#### [WHAT IS REQUIRED]
Read the entries below and pull out each line with the string "Grütze".

#### [DATASET RECORDS]

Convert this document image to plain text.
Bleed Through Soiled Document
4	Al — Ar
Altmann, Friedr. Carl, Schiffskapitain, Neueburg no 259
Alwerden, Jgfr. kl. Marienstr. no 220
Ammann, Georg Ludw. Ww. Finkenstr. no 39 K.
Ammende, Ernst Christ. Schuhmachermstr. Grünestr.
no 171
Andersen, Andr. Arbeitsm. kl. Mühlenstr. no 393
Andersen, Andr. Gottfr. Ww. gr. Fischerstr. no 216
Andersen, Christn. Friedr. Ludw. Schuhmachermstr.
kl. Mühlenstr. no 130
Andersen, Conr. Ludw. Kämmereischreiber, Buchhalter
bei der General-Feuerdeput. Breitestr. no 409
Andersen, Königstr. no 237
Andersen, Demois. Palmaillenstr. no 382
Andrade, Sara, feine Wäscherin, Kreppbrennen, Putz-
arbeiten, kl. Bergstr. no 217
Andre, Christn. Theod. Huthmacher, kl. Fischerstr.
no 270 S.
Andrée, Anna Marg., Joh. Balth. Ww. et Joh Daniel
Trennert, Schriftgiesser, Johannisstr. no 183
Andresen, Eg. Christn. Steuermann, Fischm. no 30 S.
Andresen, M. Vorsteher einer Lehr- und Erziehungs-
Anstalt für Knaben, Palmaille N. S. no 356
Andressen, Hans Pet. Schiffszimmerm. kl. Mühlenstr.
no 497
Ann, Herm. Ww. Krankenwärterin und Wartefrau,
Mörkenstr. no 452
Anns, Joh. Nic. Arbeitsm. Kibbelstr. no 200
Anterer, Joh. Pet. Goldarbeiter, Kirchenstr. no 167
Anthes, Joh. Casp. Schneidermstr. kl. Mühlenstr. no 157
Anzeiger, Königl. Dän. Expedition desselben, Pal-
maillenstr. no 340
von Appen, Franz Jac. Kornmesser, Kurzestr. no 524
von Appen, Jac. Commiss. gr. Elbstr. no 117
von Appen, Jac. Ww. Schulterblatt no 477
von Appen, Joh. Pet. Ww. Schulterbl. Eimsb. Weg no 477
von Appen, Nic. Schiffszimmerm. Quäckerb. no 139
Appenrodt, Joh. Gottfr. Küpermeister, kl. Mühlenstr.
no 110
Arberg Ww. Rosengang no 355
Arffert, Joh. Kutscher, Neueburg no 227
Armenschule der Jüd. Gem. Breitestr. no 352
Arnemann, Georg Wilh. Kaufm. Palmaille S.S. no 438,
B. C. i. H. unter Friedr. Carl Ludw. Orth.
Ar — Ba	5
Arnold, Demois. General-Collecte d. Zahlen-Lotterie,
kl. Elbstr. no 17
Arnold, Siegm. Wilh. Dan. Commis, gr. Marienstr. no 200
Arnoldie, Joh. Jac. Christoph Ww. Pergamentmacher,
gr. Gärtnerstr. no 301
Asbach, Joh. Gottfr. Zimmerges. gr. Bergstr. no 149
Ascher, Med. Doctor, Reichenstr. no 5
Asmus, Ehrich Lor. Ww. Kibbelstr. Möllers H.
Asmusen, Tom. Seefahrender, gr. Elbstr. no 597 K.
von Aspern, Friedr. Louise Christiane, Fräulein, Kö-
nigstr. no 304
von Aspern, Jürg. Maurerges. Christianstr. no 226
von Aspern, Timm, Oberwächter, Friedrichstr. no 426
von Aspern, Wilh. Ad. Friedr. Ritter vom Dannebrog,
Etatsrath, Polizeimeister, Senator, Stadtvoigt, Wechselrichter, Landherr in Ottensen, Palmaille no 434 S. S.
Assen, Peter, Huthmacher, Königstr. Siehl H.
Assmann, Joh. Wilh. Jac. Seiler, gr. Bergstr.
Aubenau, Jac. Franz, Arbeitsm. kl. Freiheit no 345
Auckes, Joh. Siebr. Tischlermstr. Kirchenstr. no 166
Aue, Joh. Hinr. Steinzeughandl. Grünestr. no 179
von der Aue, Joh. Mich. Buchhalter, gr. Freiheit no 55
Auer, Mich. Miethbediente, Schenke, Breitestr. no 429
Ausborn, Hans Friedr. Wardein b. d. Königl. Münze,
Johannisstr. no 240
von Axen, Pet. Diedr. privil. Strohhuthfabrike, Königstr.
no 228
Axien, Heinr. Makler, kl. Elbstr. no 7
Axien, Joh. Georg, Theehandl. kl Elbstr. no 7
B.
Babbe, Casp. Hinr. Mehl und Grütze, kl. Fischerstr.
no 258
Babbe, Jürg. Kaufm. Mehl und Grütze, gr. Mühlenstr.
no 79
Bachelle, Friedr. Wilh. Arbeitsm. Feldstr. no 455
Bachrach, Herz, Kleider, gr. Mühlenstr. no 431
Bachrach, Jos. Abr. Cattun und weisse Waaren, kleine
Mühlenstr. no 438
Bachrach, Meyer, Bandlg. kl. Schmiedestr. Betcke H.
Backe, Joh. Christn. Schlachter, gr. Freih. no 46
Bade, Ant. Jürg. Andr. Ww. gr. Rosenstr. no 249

#### [OUTPUT OF THE TASK]
Babbe, Casp. Hinr. Mehl und Grütze, kl. Fischerstr.
Babbe, Jürg. Kaufm. Mehl und Grütze, gr. Mühlenstr.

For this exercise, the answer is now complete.